- [Aim of the task]
Take every line from the material that has the word "name" in it.

Records from a collection of figures
━━━━━━

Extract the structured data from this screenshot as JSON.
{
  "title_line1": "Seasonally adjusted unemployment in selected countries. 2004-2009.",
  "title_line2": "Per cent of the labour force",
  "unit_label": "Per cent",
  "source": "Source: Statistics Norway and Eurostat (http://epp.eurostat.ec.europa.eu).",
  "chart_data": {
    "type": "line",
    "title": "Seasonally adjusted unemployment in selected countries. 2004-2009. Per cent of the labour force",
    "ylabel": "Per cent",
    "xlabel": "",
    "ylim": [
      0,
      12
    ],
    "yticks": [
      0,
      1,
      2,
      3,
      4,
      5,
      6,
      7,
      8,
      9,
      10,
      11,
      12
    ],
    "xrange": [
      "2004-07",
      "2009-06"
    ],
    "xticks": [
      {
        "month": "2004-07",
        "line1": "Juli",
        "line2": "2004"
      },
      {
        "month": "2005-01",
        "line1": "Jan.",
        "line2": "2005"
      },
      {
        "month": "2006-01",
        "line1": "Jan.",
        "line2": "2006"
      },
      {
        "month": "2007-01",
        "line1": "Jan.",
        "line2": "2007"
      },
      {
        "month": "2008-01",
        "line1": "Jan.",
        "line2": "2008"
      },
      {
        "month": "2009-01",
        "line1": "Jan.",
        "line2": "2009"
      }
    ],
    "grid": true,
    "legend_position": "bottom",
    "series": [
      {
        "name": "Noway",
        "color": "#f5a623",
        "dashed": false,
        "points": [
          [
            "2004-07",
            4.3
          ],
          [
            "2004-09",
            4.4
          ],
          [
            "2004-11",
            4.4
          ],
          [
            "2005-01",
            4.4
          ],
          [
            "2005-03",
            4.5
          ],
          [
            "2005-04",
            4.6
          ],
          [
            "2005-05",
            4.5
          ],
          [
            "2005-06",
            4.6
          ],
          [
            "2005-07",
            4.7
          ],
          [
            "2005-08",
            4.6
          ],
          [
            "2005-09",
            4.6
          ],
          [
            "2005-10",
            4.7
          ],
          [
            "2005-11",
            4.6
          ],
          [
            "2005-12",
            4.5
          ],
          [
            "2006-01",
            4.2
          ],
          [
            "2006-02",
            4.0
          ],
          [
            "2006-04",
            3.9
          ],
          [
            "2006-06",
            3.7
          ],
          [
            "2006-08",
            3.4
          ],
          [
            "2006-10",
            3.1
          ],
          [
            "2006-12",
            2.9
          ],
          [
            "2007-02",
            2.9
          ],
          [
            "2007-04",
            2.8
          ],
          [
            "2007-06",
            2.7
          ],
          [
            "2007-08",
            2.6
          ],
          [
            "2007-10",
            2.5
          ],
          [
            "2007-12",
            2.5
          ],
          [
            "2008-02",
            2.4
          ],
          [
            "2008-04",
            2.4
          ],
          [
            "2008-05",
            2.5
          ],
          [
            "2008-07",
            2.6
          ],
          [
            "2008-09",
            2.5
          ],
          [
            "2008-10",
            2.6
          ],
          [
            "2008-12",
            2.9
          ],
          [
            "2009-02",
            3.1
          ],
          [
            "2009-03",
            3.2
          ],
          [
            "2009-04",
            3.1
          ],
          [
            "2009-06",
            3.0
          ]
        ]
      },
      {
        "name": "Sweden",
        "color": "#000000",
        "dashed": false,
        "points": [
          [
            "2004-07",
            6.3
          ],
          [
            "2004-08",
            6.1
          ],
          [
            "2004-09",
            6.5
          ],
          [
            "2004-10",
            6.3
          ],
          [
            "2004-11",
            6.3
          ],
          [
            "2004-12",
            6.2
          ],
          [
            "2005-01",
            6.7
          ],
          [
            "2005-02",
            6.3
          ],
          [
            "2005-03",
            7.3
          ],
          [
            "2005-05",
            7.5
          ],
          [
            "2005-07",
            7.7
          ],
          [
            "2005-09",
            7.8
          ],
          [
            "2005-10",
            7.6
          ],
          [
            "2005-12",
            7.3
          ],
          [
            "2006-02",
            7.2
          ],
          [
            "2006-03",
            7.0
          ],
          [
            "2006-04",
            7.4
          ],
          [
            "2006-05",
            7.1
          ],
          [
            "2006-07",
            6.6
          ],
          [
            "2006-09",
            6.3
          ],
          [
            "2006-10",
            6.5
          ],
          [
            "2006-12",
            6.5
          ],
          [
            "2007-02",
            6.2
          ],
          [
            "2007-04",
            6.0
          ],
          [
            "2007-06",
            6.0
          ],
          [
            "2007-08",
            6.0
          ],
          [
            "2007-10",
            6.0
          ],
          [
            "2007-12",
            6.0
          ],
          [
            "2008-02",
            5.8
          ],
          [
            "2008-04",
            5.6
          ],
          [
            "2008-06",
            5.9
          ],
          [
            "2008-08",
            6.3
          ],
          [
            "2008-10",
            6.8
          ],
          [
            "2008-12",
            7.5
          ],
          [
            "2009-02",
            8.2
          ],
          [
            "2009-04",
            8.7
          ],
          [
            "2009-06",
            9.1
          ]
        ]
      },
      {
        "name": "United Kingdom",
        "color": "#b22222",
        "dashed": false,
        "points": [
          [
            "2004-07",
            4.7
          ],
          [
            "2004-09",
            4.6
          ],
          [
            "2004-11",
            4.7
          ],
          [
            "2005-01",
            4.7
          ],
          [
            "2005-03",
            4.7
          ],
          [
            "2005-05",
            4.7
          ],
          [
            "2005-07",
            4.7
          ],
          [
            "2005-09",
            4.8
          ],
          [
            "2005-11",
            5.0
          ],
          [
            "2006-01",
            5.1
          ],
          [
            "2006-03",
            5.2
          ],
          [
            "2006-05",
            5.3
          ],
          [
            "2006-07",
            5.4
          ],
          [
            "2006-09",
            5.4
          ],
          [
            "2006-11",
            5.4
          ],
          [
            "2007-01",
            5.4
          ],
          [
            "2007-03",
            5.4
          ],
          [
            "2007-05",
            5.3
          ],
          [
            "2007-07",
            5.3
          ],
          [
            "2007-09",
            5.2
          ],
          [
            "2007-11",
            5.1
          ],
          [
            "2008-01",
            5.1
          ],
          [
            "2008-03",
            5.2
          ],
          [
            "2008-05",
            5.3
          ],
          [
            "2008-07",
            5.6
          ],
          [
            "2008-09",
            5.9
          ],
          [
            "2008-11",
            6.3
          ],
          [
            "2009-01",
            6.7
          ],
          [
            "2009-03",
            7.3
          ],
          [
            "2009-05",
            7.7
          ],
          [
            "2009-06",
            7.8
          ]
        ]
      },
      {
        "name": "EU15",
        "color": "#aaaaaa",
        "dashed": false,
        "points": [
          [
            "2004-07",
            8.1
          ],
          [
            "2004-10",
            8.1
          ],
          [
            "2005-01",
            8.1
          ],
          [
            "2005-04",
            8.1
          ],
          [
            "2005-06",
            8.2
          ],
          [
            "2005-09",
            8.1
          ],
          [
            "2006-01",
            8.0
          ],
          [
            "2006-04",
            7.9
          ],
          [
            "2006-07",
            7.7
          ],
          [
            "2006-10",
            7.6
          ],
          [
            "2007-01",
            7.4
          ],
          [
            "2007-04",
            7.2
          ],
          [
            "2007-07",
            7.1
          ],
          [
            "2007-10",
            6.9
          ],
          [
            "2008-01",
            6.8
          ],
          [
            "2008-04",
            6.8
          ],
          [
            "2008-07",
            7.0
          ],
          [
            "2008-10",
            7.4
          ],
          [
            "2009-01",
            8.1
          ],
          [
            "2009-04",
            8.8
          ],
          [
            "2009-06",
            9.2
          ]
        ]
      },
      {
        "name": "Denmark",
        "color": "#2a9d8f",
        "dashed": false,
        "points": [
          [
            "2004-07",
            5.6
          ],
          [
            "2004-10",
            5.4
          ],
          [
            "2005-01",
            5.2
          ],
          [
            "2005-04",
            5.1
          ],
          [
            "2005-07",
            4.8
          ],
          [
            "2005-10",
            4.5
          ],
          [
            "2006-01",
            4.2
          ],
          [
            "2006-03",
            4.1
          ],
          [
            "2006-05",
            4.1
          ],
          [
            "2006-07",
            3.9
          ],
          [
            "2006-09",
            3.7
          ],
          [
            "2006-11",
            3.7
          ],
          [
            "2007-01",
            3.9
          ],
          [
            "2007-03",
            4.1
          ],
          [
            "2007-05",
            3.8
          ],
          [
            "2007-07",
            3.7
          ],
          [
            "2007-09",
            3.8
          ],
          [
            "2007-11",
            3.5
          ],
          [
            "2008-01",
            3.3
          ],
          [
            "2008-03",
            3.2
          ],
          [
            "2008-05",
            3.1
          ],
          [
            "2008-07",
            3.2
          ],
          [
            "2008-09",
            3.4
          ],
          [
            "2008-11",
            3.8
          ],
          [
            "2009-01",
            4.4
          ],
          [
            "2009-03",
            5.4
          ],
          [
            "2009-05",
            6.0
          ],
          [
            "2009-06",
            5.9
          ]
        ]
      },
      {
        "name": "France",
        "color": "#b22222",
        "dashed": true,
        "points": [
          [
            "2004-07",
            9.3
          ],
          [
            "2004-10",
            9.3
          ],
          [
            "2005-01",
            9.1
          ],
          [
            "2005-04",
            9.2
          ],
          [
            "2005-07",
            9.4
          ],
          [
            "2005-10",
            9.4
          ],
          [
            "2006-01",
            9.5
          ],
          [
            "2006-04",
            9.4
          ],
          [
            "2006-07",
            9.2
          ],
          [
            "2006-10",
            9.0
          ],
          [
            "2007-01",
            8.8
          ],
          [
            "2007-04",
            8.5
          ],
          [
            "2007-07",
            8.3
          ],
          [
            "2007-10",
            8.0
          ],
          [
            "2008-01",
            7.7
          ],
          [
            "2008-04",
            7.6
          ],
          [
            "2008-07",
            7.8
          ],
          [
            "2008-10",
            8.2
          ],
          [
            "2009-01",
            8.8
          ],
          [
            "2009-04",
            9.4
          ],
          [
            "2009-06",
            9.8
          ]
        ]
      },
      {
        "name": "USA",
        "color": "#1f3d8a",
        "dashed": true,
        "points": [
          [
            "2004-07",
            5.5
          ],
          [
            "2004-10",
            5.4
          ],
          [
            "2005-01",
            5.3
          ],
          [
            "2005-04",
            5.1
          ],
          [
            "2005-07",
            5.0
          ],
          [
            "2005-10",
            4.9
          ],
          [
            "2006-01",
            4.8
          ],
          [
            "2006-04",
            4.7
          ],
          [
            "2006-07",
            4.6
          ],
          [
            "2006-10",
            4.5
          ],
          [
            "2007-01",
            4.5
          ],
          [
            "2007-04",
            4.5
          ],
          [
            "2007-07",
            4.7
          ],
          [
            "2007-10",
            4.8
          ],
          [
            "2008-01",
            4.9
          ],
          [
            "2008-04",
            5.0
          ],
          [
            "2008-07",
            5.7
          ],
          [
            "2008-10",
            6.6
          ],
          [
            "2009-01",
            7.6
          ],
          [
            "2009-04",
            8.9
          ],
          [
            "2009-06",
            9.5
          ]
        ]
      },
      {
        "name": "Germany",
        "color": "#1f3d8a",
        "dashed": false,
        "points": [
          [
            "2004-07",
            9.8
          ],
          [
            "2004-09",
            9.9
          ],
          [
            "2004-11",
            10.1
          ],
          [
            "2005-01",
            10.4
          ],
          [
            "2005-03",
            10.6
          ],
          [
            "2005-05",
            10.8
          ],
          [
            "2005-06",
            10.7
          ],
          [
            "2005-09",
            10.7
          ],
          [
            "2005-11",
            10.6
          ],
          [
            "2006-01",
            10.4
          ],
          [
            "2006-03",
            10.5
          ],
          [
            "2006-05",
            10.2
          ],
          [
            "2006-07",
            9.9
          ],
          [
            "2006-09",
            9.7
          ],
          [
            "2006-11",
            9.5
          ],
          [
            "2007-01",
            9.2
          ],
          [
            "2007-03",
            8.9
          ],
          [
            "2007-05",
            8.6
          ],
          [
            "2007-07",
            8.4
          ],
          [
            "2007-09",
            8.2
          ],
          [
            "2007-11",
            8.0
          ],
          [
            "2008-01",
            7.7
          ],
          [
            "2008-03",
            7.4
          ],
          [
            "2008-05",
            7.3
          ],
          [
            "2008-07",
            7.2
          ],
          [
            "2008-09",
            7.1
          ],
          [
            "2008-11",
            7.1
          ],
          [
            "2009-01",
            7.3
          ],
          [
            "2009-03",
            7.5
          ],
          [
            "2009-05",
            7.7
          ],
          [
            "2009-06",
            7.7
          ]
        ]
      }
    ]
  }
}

━━━━━━

- [Answer]
        "name": "Noway",
        "name": "Sweden",
        "name": "United Kingdom",
        "name": "EU15",
        "name": "Denmark",
        "name": "France",
        "name": "USA",
        "name": "Germany",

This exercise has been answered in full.